▶ _What needs to be done_:
Write out only the lines running from the one that contains "What data populates" to the end of the material, both ends included.

╭─ Data for processing

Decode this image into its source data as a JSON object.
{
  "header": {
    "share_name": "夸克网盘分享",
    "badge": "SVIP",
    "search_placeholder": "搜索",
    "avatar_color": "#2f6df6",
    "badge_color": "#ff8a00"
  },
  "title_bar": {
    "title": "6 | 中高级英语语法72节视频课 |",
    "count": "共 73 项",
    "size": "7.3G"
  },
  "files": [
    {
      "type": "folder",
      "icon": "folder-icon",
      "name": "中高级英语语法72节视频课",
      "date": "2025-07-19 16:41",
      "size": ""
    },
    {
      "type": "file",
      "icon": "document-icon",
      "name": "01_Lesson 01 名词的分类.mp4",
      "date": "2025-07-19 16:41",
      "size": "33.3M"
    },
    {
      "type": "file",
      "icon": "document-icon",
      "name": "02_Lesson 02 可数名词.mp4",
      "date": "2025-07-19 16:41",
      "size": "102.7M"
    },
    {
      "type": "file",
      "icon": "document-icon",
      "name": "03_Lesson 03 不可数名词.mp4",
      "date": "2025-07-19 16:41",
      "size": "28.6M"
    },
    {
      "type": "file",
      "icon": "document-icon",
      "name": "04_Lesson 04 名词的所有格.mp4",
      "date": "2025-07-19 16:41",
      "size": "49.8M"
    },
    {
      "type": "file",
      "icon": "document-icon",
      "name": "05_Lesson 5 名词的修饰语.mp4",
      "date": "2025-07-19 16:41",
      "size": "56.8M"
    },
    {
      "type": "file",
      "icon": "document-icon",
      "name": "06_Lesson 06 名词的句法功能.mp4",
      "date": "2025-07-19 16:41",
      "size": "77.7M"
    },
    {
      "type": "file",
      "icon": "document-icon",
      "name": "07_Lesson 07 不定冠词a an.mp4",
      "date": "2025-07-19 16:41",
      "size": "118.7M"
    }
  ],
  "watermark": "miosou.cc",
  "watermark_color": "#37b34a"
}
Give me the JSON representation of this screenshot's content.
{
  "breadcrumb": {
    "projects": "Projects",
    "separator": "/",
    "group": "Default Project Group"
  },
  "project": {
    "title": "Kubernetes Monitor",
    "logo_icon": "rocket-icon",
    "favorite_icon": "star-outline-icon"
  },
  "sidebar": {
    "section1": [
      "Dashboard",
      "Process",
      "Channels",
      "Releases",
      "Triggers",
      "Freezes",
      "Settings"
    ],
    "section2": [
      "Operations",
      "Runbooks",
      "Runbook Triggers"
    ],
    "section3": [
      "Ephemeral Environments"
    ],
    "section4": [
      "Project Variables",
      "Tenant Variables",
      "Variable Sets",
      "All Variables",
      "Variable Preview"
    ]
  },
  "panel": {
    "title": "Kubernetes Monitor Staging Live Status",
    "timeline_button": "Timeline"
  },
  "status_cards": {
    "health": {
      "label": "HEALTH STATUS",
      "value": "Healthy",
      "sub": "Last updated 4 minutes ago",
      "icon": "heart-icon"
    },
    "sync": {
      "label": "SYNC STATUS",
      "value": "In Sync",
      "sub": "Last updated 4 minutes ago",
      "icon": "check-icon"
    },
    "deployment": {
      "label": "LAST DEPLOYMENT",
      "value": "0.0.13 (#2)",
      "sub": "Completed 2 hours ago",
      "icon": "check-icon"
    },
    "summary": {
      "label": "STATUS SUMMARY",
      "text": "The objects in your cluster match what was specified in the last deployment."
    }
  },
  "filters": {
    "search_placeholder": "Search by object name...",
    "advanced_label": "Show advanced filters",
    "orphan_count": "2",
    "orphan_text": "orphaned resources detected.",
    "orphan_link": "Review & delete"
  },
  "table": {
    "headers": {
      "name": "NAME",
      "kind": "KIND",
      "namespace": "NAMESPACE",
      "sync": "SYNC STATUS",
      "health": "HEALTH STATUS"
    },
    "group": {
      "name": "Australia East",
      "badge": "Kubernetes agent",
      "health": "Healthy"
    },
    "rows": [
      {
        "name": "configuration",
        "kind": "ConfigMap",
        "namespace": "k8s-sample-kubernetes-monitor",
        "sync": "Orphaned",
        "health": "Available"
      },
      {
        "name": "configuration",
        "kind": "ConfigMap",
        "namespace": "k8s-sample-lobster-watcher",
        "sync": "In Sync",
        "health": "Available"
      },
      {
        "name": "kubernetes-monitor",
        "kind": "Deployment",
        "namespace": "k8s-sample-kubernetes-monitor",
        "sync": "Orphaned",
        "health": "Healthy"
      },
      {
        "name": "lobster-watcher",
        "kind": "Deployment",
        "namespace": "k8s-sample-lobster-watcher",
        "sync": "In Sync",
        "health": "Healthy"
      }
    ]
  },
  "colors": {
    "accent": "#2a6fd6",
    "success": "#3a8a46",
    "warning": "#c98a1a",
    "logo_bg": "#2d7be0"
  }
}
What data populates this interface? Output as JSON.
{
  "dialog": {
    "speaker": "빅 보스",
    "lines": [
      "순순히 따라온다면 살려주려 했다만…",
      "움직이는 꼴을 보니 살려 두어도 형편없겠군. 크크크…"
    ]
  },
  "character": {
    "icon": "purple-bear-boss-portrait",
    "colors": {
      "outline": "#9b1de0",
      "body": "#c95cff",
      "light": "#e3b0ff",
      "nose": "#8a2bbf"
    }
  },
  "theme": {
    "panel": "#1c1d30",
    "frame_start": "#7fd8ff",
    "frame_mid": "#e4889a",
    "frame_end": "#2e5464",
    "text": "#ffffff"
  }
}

╰─

▶ _Task solution_:
What data populates this interface? Output as JSON.
{
  "dialog": {
    "speaker": "빅 보스",
    "lines": [
      "순순히 따라온다면 살려주려 했다만…",
      "움직이는 꼴을 보니 살려 두어도 형편없겠군. 크크크…"
    ]
  },
  "character": {
    "icon": "purple-bear-boss-portrait",
    "colors": {
      "outline": "#9b1de0",
      "body": "#c95cff",
      "light": "#e3b0ff",
      "nose": "#8a2bbf"
    }
  },
  "theme": {
    "panel": "#1c1d30",
    "frame_start": "#7fd8ff",
    "frame_mid": "#e4889a",
    "frame_end": "#2e5464",
    "text": "#ffffff"
  }
}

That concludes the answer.